AIM OF THE TASK: Scan the data below and pick out the lines containing the word "marker".

-- START DATA FOR THIS EXERCISE --

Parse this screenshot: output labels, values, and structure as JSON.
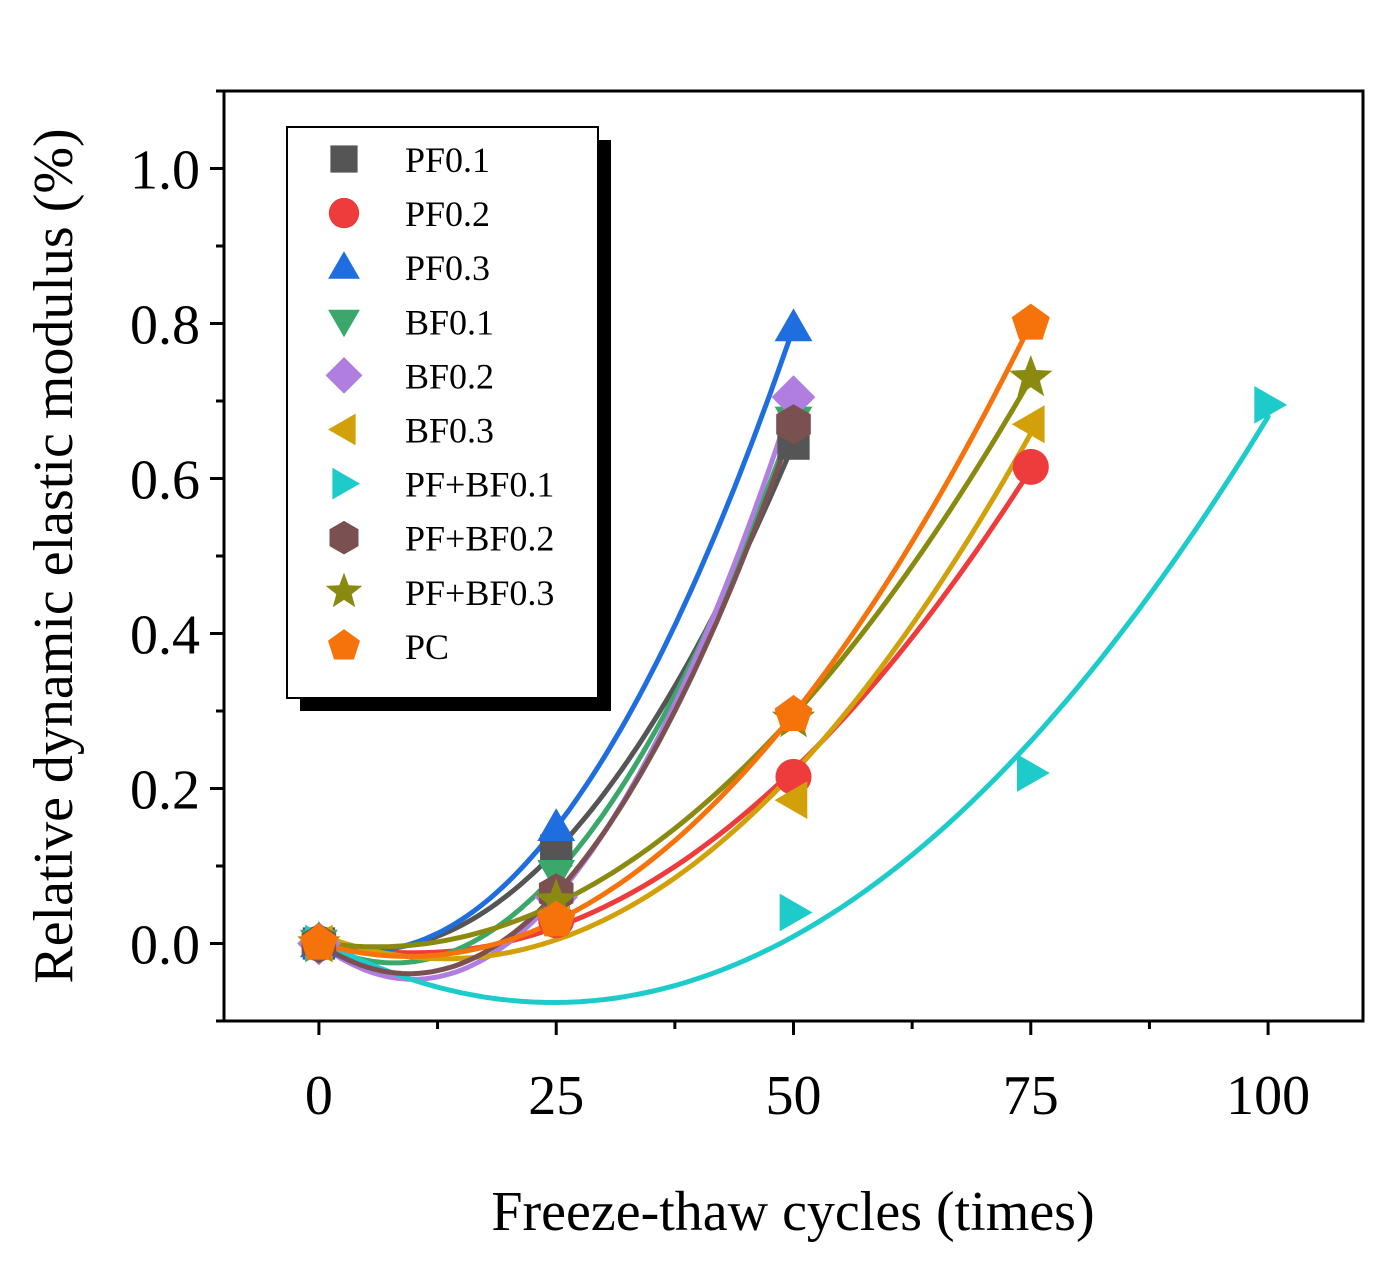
{
  "chart_data": {
    "type": "scatter",
    "title": "",
    "xlabel": "Freeze-thaw cycles (times)",
    "ylabel": "Relative dynamic elastic modulus (%)",
    "xlim": [
      -10,
      110
    ],
    "ylim": [
      -0.1,
      1.1
    ],
    "xticks": [
      0,
      25,
      50,
      75,
      100
    ],
    "yticks": [
      0.0,
      0.2,
      0.4,
      0.6,
      0.8,
      1.0
    ],
    "xtick_labels": [
      "0",
      "25",
      "50",
      "75",
      "100"
    ],
    "ytick_labels": [
      "0.0",
      "0.2",
      "0.4",
      "0.6",
      "0.8",
      "1.0"
    ],
    "legend_position": "top-left",
    "fit": "quadratic",
    "series": [
      {
        "name": "PF0.1",
        "marker": "square",
        "color": "#555555",
        "x": [
          0,
          25,
          50
        ],
        "y": [
          0.0,
          0.12,
          0.645
        ]
      },
      {
        "name": "PF0.2",
        "marker": "circle",
        "color": "#ee3b3b",
        "x": [
          0,
          25,
          50,
          75
        ],
        "y": [
          0.0,
          0.03,
          0.215,
          0.615
        ]
      },
      {
        "name": "PF0.3",
        "marker": "triangle-up",
        "color": "#1f6ee0",
        "x": [
          0,
          25,
          50
        ],
        "y": [
          0.0,
          0.15,
          0.795
        ]
      },
      {
        "name": "BF0.1",
        "marker": "triangle-down",
        "color": "#3aa86a",
        "x": [
          0,
          25,
          50
        ],
        "y": [
          0.0,
          0.09,
          0.675
        ]
      },
      {
        "name": "BF0.2",
        "marker": "diamond",
        "color": "#b07ee0",
        "x": [
          0,
          25,
          50
        ],
        "y": [
          0.0,
          0.06,
          0.705
        ]
      },
      {
        "name": "BF0.3",
        "marker": "triangle-left",
        "color": "#d2a10a",
        "x": [
          0,
          25,
          50,
          75
        ],
        "y": [
          0.0,
          0.04,
          0.185,
          0.67
        ]
      },
      {
        "name": "PF+BF0.1",
        "marker": "triangle-right",
        "color": "#1ecbcb",
        "x": [
          0,
          50,
          75,
          100
        ],
        "y": [
          0.0,
          0.04,
          0.22,
          0.695
        ]
      },
      {
        "name": "PF+BF0.2",
        "marker": "hexagon",
        "color": "#7a5050",
        "x": [
          0,
          25,
          50
        ],
        "y": [
          0.0,
          0.065,
          0.67
        ]
      },
      {
        "name": "PF+BF0.3",
        "marker": "star",
        "color": "#8a8a10",
        "x": [
          0,
          25,
          50,
          75
        ],
        "y": [
          0.0,
          0.055,
          0.29,
          0.73
        ]
      },
      {
        "name": "PC",
        "marker": "pentagon",
        "color": "#f5730a",
        "x": [
          0,
          25,
          50,
          75
        ],
        "y": [
          0.0,
          0.03,
          0.295,
          0.8
        ]
      }
    ]
  }
}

-- END DATA FOR THIS EXERCISE --

WRITTEN ANSWER:
        "marker": "square",
        "marker": "circle",
        "marker": "triangle-up",
        "marker": "triangle-down",
        "marker": "diamond",
        "marker": "triangle-left",
        "marker": "triangle-right",
        "marker": "hexagon",
        "marker": "star",
        "marker": "pentagon",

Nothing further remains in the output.